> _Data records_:
-- begin --

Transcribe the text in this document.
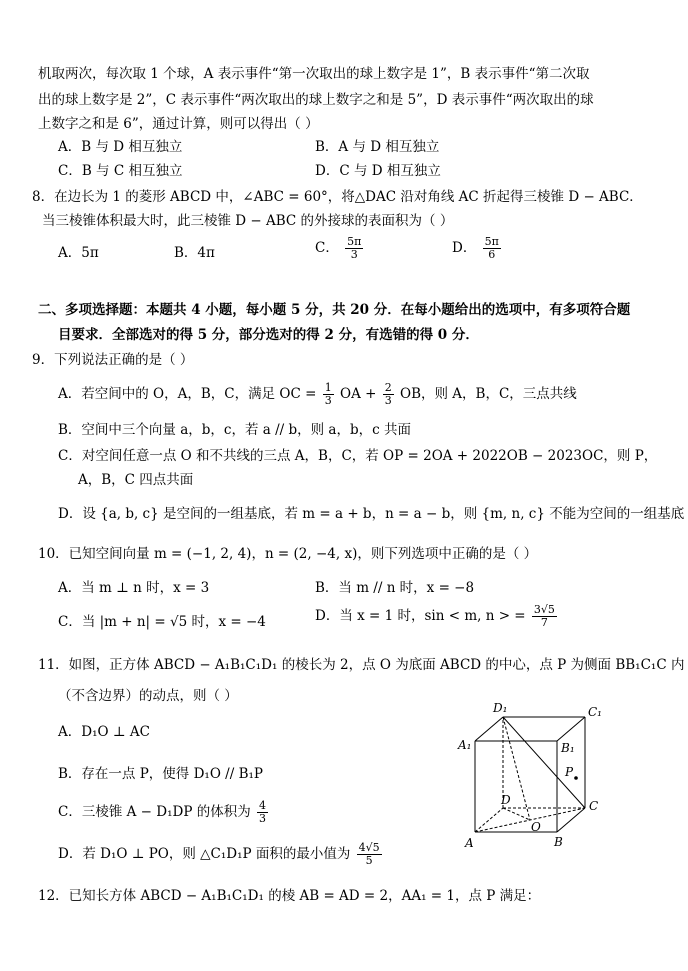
机取两次，每次取 1 个球，A 表示事件“第一次取出的球上数字是 1”，B 表示事件“第二次取
出的球上数字是 2”，C 表示事件“两次取出的球上数字之和是 5”，D 表示事件“两次取出的球
上数字之和是 6”，通过计算，则可以得出（ ）
A．B 与 D 相互独立	B．A 与 D 相互独立
C．B 与 C 相互独立	D．C 与 D 相互独立
8．在边长为 1 的菱形 ABCD 中，∠ABC = 60°，将△DAC 沿对角线 AC 折起得三棱锥 D − ABC．
当三棱锥体积最大时，此三棱锥 D − ABC 的外接球的表面积为（ ）
A．5π	B．4π	C． $\frac{5\pi}{3}$	D． $\frac{5\pi}{6}$
二、多项选择题：本题共 4 小题，每小题 5 分，共 20 分．在每小题给出的选项中，有多项符合题
目要求．全部选对的得 5 分，部分选对的得 2 分，有选错的得 0 分．
9．下列说法正确的是（ ）
A．若空间中的 O，A，B，C，满足 OC = $\frac{1}{3}$ OA + $\frac{2}{3}$ OB，则 A，B，C，三点共线
B．空间中三个向量 a，b，c，若 a // b，则 a，b，c 共面
C．对空间任意一点 O 和不共线的三点 A，B，C，若 OP = 2OA + 2022OB − 2023OC，则 P，
A，B，C 四点共面
D．设 {a, b, c} 是空间的一组基底，若 m = a + b，n = a − b，则 {m, n, c} 不能为空间的一组基底
10．已知空间向量 m = (−1, 2, 4)，n = (2, −4, x)，则下列选项中正确的是（ ）
A．当 m ⊥ n 时，x = 3	B．当 m // n 时，x = −8
C．当 |m + n| = √5 时，x = −4	D．当 x = 1 时，sin < m, n > = $\frac{3√5}{7}$
11．如图，正方体 ABCD − A₁B₁C₁D₁ 的棱长为 2，点 O 为底面 ABCD 的中心，点 P 为侧面 BB₁C₁C 内
（不含边界）的动点，则（ ）
A．D₁O ⊥ AC
B．存在一点 P，使得 D₁O // B₁P
C．三棱锥 A − D₁DP 的体积为 $\frac{4}{3}$
D．若 D₁O ⊥ PO，则 △C₁D₁P 面积的最小值为 $\frac{4√5}{5}$
D₁	C₁
A₁	B₁
P
D
O
C
A	B
12．已知长方体 ABCD − A₁B₁C₁D₁ 的棱 AB = AD = 2，AA₁ = 1，点 P 满足：
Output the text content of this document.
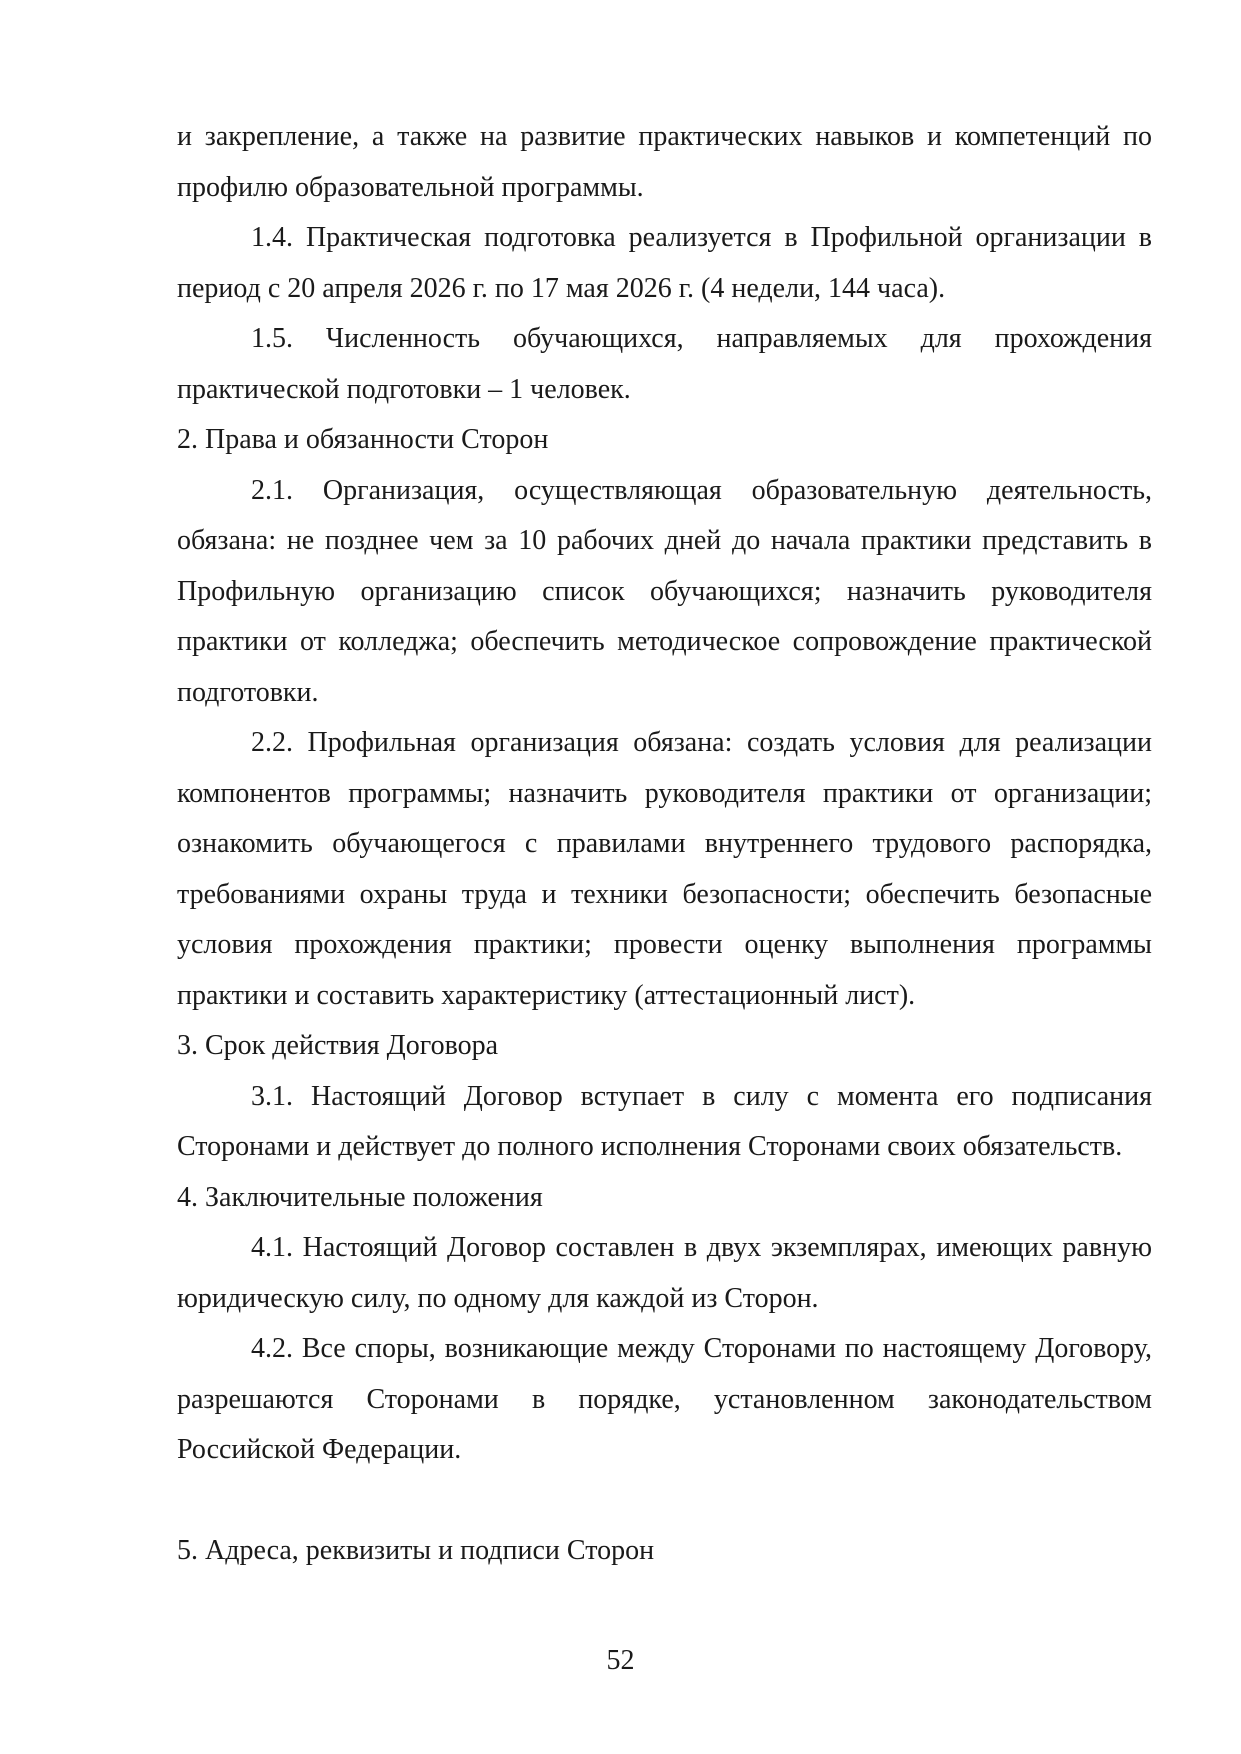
и закрепление, а также на развитие практических навыков и компетенций по профилю образовательной программы.

1.4. Практическая подготовка реализуется в Профильной организации в период с 20 апреля 2026 г. по 17 мая 2026 г. (4 недели, 144 часа).

1.5. Численность обучающихся, направляемых для прохождения практической подготовки – 1 человек.

2. Права и обязанности Сторон

2.1. Организация, осуществляющая образовательную деятельность, обязана: не позднее чем за 10 рабочих дней до начала практики представить в Профильную организацию список обучающихся; назначить руководителя практики от колледжа; обеспечить методическое сопровождение практической подготовки.

2.2. Профильная организация обязана: создать условия для реализации компонентов программы; назначить руководителя практики от организации; ознакомить обучающегося с правилами внутреннего трудового распорядка, требованиями охраны труда и техники безопасности; обеспечить безопасные условия прохождения практики; провести оценку выполнения программы практики и составить характеристику (аттестационный лист).

3. Срок действия Договора

3.1. Настоящий Договор вступает в силу с момента его подписания Сторонами и действует до полного исполнения Сторонами своих обязательств.

4. Заключительные положения

4.1. Настоящий Договор составлен в двух экземплярах, имеющих равную юридическую силу, по одному для каждой из Сторон.

4.2. Все споры, возникающие между Сторонами по настоящему Договору, разрешаются Сторонами в порядке, установленном законодательством Российской Федерации.

5. Адреса, реквизиты и подписи Сторон

52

-- end --

> _PROBLEM DETAILS_:
Look through the material and say how many lines hold "ABCD". Give the number only.

> _COMPLETED EXERCISE_:
3